GIVEN REQUEST:
Echo the listing word for word, starting at its very first line and ending at the line containing "x-tick-label: 21:15: [527, 295, 551, 304]", with both of those lines included.

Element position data

□ □ □ □ □ □ □

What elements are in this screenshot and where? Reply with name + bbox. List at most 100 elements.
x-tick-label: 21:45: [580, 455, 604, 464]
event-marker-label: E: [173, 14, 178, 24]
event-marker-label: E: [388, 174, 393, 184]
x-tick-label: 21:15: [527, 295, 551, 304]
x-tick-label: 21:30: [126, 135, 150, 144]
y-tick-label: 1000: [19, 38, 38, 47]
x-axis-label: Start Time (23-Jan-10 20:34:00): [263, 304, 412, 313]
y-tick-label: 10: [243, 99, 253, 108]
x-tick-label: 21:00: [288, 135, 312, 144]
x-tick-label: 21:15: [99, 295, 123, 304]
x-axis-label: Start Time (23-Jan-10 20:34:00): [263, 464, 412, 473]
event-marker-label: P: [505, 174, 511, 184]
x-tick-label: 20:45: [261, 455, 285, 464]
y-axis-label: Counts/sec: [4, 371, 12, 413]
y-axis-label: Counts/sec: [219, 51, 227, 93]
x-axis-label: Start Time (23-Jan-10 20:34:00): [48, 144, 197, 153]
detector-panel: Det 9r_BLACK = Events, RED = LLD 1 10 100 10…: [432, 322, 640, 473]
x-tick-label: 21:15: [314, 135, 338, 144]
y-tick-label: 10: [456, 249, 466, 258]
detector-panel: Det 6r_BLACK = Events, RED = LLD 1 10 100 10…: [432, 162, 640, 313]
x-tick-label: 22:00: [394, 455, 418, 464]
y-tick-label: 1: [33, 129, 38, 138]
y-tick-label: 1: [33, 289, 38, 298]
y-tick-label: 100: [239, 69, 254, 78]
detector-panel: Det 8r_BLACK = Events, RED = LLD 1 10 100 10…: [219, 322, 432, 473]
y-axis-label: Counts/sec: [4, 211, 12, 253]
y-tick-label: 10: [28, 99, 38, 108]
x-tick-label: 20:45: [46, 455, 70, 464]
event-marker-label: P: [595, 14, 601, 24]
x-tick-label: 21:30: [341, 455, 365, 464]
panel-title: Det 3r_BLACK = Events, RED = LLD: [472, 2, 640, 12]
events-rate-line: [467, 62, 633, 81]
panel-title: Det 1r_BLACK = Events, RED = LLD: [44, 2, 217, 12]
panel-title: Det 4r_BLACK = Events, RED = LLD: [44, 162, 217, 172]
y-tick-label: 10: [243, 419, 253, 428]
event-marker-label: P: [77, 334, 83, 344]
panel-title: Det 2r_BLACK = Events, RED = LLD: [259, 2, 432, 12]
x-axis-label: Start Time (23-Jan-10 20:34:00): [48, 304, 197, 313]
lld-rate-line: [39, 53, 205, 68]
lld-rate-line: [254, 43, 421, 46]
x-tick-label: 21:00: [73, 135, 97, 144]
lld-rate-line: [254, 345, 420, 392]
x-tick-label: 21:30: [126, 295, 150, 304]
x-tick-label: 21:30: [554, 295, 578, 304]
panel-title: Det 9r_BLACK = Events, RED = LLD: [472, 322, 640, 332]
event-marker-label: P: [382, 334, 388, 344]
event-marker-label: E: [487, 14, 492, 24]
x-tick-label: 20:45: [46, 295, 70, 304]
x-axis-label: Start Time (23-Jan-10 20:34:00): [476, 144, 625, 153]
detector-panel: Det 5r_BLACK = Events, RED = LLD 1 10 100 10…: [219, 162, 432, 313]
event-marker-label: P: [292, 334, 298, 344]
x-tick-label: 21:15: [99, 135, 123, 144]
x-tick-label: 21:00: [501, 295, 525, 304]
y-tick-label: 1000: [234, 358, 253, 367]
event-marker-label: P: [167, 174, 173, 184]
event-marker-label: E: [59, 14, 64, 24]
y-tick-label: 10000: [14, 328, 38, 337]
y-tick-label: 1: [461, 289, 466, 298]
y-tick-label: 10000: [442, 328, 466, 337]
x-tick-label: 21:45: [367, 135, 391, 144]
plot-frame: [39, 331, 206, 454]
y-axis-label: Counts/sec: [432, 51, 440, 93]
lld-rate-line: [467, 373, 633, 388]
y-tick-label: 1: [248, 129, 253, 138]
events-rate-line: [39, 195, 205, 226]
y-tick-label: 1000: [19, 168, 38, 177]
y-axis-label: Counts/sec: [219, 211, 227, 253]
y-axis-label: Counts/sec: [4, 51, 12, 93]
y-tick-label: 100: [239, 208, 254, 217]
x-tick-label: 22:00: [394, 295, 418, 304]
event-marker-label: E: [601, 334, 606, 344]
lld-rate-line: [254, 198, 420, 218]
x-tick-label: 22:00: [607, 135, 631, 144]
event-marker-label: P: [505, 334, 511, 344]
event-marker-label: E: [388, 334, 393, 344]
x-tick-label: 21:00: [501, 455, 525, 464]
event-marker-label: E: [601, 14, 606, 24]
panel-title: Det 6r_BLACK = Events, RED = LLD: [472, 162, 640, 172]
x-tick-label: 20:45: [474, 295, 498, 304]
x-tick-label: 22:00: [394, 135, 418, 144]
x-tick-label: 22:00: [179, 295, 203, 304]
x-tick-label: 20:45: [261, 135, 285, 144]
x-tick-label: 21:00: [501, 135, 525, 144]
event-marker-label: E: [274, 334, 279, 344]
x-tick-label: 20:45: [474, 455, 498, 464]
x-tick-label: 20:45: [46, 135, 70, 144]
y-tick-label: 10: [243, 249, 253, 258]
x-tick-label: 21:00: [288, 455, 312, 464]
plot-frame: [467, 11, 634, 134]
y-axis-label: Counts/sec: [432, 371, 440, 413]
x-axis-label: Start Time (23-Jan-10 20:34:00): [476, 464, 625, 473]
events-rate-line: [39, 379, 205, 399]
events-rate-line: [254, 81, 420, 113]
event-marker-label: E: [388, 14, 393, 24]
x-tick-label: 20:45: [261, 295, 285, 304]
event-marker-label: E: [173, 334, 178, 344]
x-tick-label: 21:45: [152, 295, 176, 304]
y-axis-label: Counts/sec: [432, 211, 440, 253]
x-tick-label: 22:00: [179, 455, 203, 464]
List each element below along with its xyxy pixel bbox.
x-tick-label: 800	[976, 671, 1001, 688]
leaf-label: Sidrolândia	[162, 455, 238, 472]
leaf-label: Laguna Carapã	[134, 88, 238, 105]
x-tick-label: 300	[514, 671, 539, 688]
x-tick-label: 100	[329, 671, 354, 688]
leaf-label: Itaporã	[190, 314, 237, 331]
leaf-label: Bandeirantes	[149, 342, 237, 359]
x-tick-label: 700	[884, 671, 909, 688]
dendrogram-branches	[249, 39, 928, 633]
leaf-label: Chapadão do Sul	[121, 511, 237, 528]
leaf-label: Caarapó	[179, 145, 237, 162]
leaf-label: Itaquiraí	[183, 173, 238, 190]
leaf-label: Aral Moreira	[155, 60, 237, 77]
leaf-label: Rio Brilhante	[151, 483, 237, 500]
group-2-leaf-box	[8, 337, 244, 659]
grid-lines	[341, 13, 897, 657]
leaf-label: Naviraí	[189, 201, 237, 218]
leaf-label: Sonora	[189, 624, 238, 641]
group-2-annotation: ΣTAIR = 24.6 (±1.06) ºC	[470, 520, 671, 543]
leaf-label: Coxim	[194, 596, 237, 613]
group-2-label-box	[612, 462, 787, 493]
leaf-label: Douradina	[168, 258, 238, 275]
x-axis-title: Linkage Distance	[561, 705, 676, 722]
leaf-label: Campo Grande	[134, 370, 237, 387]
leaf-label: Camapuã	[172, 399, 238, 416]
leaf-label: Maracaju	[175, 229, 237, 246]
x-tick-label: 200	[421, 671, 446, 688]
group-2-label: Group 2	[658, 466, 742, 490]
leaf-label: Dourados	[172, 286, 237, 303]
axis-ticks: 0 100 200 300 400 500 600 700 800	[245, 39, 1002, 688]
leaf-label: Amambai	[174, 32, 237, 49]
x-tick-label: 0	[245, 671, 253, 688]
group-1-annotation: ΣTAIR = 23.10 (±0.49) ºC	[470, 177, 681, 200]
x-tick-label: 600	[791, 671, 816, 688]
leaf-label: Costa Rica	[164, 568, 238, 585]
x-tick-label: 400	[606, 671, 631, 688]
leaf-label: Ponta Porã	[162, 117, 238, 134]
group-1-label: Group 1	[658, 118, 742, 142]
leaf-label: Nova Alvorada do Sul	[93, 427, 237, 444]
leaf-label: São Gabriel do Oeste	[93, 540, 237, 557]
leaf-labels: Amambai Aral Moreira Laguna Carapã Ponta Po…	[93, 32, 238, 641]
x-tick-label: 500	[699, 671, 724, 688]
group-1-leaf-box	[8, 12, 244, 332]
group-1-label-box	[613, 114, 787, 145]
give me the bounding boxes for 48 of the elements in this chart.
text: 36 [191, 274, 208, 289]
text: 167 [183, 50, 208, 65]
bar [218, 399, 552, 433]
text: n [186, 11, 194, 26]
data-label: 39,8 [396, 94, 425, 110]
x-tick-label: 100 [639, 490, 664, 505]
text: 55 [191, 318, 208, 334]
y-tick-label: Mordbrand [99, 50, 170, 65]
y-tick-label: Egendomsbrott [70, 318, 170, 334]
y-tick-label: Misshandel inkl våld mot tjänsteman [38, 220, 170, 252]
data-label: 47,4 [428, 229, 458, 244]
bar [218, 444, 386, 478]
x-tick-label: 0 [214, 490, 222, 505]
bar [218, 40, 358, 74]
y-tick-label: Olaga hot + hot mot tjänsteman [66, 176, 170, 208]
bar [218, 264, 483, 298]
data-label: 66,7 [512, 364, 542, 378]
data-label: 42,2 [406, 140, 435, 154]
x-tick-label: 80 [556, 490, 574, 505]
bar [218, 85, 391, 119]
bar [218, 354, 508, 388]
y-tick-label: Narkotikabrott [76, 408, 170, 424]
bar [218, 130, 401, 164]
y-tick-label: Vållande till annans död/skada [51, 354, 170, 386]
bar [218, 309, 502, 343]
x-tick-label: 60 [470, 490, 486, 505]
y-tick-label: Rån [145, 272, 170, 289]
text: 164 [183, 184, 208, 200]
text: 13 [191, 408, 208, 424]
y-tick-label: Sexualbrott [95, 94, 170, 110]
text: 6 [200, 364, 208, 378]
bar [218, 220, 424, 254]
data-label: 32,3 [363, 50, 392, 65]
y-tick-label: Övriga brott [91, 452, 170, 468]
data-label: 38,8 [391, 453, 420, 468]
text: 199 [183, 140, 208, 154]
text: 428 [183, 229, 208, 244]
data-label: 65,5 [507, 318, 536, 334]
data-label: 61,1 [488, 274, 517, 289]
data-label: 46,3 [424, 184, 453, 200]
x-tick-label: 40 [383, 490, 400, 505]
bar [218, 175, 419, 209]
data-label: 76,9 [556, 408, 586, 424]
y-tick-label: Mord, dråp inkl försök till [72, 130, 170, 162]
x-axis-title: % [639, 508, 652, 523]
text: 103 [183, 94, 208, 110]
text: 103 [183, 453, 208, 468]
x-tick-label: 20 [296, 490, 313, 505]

□ □ □ □ □ □ □

ANSWER FOR THE TASK:
What elements are in this screenshot and where? Reply with name + bbox. List at most 100 elements.
x-tick-label: 21:45: [580, 455, 604, 464]
event-marker-label: E: [173, 14, 178, 24]
event-marker-label: E: [388, 174, 393, 184]
x-tick-label: 21:15: [527, 295, 551, 304]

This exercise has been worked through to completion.